## [What this task involves]
List every line below containing "totalt".

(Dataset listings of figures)
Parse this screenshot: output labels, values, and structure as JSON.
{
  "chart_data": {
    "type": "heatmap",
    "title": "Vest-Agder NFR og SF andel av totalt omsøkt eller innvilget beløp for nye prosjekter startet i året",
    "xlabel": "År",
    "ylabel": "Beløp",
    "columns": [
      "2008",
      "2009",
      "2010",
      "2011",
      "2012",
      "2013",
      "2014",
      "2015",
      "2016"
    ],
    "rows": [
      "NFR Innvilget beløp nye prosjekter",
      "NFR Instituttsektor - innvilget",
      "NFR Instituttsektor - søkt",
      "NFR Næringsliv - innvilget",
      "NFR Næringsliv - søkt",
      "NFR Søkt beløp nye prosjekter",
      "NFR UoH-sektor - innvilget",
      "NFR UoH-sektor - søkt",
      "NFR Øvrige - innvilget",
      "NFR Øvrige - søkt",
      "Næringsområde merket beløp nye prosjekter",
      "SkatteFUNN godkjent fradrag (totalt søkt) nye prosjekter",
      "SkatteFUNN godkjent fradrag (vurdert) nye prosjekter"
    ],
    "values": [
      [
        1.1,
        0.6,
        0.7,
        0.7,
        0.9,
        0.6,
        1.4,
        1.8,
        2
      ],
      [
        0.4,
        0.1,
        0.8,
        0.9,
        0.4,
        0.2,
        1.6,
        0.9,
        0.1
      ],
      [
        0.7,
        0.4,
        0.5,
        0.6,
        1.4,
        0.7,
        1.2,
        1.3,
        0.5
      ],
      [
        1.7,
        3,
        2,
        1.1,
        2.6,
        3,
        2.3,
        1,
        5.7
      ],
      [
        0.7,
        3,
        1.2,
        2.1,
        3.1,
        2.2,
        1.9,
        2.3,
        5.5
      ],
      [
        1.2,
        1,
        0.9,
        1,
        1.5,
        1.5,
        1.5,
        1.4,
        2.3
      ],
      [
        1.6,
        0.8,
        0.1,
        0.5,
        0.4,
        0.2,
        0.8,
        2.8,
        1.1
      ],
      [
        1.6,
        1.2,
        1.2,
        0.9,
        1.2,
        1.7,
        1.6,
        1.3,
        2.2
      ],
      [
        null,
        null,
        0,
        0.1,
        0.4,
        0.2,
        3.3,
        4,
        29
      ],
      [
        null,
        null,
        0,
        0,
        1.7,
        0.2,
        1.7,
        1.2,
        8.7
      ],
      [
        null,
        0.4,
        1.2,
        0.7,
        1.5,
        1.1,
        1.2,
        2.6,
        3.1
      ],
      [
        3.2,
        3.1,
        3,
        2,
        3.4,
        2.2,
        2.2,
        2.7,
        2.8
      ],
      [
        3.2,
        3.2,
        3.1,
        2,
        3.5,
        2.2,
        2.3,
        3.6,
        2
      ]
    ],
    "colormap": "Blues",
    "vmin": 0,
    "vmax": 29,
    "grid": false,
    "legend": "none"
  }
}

## [Reply]
    "title": "Vest-Agder NFR og SF andel av totalt omsøkt eller innvilget beløp for nye prosjekter startet i året",
      "SkatteFUNN godkjent fradrag (totalt søkt) nye prosjekter",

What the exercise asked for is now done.